Every entry that follows should be reproduced exactly.

───── INPUT MATERIAL ─────

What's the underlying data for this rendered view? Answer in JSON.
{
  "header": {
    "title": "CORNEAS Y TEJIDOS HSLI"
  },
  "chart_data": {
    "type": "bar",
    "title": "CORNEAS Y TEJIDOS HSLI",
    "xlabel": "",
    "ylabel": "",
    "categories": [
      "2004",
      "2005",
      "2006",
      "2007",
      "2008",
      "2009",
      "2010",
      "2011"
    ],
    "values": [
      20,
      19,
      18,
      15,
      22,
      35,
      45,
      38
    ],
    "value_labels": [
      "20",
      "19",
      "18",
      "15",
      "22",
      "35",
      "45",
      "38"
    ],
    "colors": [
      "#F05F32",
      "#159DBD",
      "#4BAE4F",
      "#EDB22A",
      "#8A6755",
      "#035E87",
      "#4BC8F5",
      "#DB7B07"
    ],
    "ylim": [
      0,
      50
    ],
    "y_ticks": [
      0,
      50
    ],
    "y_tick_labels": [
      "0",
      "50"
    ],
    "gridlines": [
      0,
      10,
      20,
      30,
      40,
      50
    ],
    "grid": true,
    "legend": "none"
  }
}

─────

OUTPUT BELOW.
What's the underlying data for this rendered view? Answer in JSON.
{
  "header": {
    "title": "CORNEAS Y TEJIDOS HSLI"
  },
  "chart_data": {
    "type": "bar",
    "title": "CORNEAS Y TEJIDOS HSLI",
    "xlabel": "",
    "ylabel": "",
    "categories": [
      "2004",
      "2005",
      "2006",
      "2007",
      "2008",
      "2009",
      "2010",
      "2011"
    ],
    "values": [
      20,
      19,
      18,
      15,
      22,
      35,
      45,
      38
    ],
    "value_labels": [
      "20",
      "19",
      "18",
      "15",
      "22",
      "35",
      "45",
      "38"
    ],
    "colors": [
      "#F05F32",
      "#159DBD",
      "#4BAE4F",
      "#EDB22A",
      "#8A6755",
      "#035E87",
      "#4BC8F5",
      "#DB7B07"
    ],
    "ylim": [
      0,
      50
    ],
    "y_ticks": [
      0,
      50
    ],
    "y_tick_labels": [
      "0",
      "50"
    ],
    "gridlines": [
      0,
      10,
      20,
      30,
      40,
      50
    ],
    "grid": true,
    "legend": "none"
  }
}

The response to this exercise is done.